**Exercise prompt**
Write out all entries word for word.

--- Begin Given records ---

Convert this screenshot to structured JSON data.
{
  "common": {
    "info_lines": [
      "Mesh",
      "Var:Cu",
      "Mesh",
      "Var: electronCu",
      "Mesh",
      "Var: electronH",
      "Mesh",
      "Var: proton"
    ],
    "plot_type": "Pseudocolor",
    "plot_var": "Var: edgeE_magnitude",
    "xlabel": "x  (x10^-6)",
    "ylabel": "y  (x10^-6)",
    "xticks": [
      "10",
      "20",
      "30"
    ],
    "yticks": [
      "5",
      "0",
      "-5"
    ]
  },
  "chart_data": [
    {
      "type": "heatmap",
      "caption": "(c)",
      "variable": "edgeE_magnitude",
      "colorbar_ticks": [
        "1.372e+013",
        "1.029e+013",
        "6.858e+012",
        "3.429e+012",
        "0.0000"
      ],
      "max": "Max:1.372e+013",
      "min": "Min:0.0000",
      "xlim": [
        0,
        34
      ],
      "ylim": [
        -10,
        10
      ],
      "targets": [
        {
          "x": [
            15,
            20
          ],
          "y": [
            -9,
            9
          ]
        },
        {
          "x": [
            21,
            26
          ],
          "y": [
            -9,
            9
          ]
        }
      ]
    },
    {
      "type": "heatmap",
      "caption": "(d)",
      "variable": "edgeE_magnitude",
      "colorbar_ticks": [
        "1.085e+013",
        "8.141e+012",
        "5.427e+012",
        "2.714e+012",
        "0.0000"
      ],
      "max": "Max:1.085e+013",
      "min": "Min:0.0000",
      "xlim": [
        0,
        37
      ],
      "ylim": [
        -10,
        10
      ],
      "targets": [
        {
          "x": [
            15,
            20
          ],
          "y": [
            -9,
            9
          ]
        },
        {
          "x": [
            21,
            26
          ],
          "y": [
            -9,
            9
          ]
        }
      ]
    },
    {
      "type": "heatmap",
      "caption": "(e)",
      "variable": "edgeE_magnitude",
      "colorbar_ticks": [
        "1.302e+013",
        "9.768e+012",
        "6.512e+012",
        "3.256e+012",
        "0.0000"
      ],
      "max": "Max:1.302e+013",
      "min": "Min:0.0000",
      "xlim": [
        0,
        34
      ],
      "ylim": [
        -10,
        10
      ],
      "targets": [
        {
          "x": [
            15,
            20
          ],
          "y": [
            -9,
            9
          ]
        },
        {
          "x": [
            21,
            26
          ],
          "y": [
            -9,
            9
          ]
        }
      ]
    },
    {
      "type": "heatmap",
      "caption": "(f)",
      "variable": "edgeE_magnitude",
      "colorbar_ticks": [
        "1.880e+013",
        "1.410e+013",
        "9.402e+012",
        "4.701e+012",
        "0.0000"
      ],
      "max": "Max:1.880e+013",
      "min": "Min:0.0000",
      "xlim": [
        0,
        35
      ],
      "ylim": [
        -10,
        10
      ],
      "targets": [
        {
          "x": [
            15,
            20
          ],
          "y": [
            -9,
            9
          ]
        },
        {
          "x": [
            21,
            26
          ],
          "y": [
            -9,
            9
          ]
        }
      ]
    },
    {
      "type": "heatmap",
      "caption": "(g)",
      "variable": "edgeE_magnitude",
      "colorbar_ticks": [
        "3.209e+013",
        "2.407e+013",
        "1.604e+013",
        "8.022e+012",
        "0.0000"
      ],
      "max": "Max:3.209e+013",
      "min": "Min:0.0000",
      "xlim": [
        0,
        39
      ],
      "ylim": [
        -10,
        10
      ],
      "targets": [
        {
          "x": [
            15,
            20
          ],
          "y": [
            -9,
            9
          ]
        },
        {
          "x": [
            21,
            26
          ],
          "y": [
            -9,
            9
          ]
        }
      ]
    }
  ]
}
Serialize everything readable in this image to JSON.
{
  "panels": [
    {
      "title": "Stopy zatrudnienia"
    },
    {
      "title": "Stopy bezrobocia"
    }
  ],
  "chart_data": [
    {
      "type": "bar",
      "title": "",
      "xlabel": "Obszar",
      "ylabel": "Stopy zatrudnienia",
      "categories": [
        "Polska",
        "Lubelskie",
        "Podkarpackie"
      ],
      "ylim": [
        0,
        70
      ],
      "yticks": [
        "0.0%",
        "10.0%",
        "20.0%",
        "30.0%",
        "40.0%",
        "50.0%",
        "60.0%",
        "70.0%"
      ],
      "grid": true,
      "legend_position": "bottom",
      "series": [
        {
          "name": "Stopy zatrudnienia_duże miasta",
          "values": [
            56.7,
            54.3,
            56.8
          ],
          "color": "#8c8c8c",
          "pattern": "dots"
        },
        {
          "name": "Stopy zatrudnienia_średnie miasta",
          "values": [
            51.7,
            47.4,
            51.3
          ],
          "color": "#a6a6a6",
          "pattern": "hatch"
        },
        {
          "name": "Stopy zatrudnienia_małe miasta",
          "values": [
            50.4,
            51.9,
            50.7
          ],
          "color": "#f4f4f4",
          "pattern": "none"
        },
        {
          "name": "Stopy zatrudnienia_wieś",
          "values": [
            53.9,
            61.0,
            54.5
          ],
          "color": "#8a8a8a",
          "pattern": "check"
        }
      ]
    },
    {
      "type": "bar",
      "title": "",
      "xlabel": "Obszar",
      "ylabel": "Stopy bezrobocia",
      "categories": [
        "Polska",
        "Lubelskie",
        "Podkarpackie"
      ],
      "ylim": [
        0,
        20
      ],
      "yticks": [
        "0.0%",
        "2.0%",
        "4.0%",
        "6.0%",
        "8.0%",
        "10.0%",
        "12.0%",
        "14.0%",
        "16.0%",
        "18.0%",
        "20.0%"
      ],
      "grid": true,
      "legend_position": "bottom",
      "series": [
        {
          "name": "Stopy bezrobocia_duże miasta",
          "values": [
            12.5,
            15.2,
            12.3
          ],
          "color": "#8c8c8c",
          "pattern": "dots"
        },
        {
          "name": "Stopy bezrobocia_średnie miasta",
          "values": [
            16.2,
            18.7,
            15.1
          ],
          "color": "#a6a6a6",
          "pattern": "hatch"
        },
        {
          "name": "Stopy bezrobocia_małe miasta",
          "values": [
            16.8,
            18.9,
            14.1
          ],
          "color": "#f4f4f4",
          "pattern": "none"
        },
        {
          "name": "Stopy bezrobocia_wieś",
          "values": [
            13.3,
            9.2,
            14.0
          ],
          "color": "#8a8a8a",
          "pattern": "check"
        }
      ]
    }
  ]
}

--- End Given records ---

**Result below**
Convert this screenshot to structured JSON data.
{
  "common": {
    "info_lines": [
      "Mesh",
      "Var:Cu",
      "Mesh",
      "Var: electronCu",
      "Mesh",
      "Var: electronH",
      "Mesh",
      "Var: proton"
    ],
    "plot_type": "Pseudocolor",
    "plot_var": "Var: edgeE_magnitude",
    "xlabel": "x  (x10^-6)",
    "ylabel": "y  (x10^-6)",
    "xticks": [
      "10",
      "20",
      "30"
    ],
    "yticks": [
      "5",
      "0",
      "-5"
    ]
  },
  "chart_data": [
    {
      "type": "heatmap",
      "caption": "(c)",
      "variable": "edgeE_magnitude",
      "colorbar_ticks": [
        "1.372e+013",
        "1.029e+013",
        "6.858e+012",
        "3.429e+012",
        "0.0000"
      ],
      "max": "Max:1.372e+013",
      "min": "Min:0.0000",
      "xlim": [
        0,
        34
      ],
      "ylim": [
        -10,
        10
      ],
      "targets": [
        {
          "x": [
            15,
            20
          ],
          "y": [
            -9,
            9
          ]
        },
        {
          "x": [
            21,
            26
          ],
          "y": [
            -9,
            9
          ]
        }
      ]
    },
    {
      "type": "heatmap",
      "caption": "(d)",
      "variable": "edgeE_magnitude",
      "colorbar_ticks": [
        "1.085e+013",
        "8.141e+012",
        "5.427e+012",
        "2.714e+012",
        "0.0000"
      ],
      "max": "Max:1.085e+013",
      "min": "Min:0.0000",
      "xlim": [
        0,
        37
      ],
      "ylim": [
        -10,
        10
      ],
      "targets": [
        {
          "x": [
            15,
            20
          ],
          "y": [
            -9,
            9
          ]
        },
        {
          "x": [
            21,
            26
          ],
          "y": [
            -9,
            9
          ]
        }
      ]
    },
    {
      "type": "heatmap",
      "caption": "(e)",
      "variable": "edgeE_magnitude",
      "colorbar_ticks": [
        "1.302e+013",
        "9.768e+012",
        "6.512e+012",
        "3.256e+012",
        "0.0000"
      ],
      "max": "Max:1.302e+013",
      "min": "Min:0.0000",
      "xlim": [
        0,
        34
      ],
      "ylim": [
        -10,
        10
      ],
      "targets": [
        {
          "x": [
            15,
            20
          ],
          "y": [
            -9,
            9
          ]
        },
        {
          "x": [
            21,
            26
          ],
          "y": [
            -9,
            9
          ]
        }
      ]
    },
    {
      "type": "heatmap",
      "caption": "(f)",
      "variable": "edgeE_magnitude",
      "colorbar_ticks": [
        "1.880e+013",
        "1.410e+013",
        "9.402e+012",
        "4.701e+012",
        "0.0000"
      ],
      "max": "Max:1.880e+013",
      "min": "Min:0.0000",
      "xlim": [
        0,
        35
      ],
      "ylim": [
        -10,
        10
      ],
      "targets": [
        {
          "x": [
            15,
            20
          ],
          "y": [
            -9,
            9
          ]
        },
        {
          "x": [
            21,
            26
          ],
          "y": [
            -9,
            9
          ]
        }
      ]
    },
    {
      "type": "heatmap",
      "caption": "(g)",
      "variable": "edgeE_magnitude",
      "colorbar_ticks": [
        "3.209e+013",
        "2.407e+013",
        "1.604e+013",
        "8.022e+012",
        "0.0000"
      ],
      "max": "Max:3.209e+013",
      "min": "Min:0.0000",
      "xlim": [
        0,
        39
      ],
      "ylim": [
        -10,
        10
      ],
      "targets": [
        {
          "x": [
            15,
            20
          ],
          "y": [
            -9,
            9
          ]
        },
        {
          "x": [
            21,
            26
          ],
          "y": [
            -9,
            9
          ]
        }
      ]
    }
  ]
}
Serialize everything readable in this image to JSON.
{
  "panels": [
    {
      "title": "Stopy zatrudnienia"
    },
    {
      "title": "Stopy bezrobocia"
    }
  ],
  "chart_data": [
    {
      "type": "bar",
      "title": "",
      "xlabel": "Obszar",
      "ylabel": "Stopy zatrudnienia",
      "categories": [
        "Polska",
        "Lubelskie",
        "Podkarpackie"
      ],
      "ylim": [
        0,
        70
      ],
      "yticks": [
        "0.0%",
        "10.0%",
        "20.0%",
        "30.0%",
        "40.0%",
        "50.0%",
        "60.0%",
        "70.0%"
      ],
      "grid": true,
      "legend_position": "bottom",
      "series": [
        {
          "name": "Stopy zatrudnienia_duże miasta",
          "values": [
            56.7,
            54.3,
            56.8
          ],
          "color": "#8c8c8c",
          "pattern": "dots"
        },
        {
          "name": "Stopy zatrudnienia_średnie miasta",
          "values": [
            51.7,
            47.4,
            51.3
          ],
          "color": "#a6a6a6",
          "pattern": "hatch"
        },
        {
          "name": "Stopy zatrudnienia_małe miasta",
          "values": [
            50.4,
            51.9,
            50.7
          ],
          "color": "#f4f4f4",
          "pattern": "none"
        },
        {
          "name": "Stopy zatrudnienia_wieś",
          "values": [
            53.9,
            61.0,
            54.5
          ],
          "color": "#8a8a8a",
          "pattern": "check"
        }
      ]
    },
    {
      "type": "bar",
      "title": "",
      "xlabel": "Obszar",
      "ylabel": "Stopy bezrobocia",
      "categories": [
        "Polska",
        "Lubelskie",
        "Podkarpackie"
      ],
      "ylim": [
        0,
        20
      ],
      "yticks": [
        "0.0%",
        "2.0%",
        "4.0%",
        "6.0%",
        "8.0%",
        "10.0%",
        "12.0%",
        "14.0%",
        "16.0%",
        "18.0%",
        "20.0%"
      ],
      "grid": true,
      "legend_position": "bottom",
      "series": [
        {
          "name": "Stopy bezrobocia_duże miasta",
          "values": [
            12.5,
            15.2,
            12.3
          ],
          "color": "#8c8c8c",
          "pattern": "dots"
        },
        {
          "name": "Stopy bezrobocia_średnie miasta",
          "values": [
            16.2,
            18.7,
            15.1
          ],
          "color": "#a6a6a6",
          "pattern": "hatch"
        },
        {
          "name": "Stopy bezrobocia_małe miasta",
          "values": [
            16.8,
            18.9,
            14.1
          ],
          "color": "#f4f4f4",
          "pattern": "none"
        },
        {
          "name": "Stopy bezrobocia_wieś",
          "values": [
            13.3,
            9.2,
            14.0
          ],
          "color": "#8a8a8a",
          "pattern": "check"
        }
      ]
    }
  ]
}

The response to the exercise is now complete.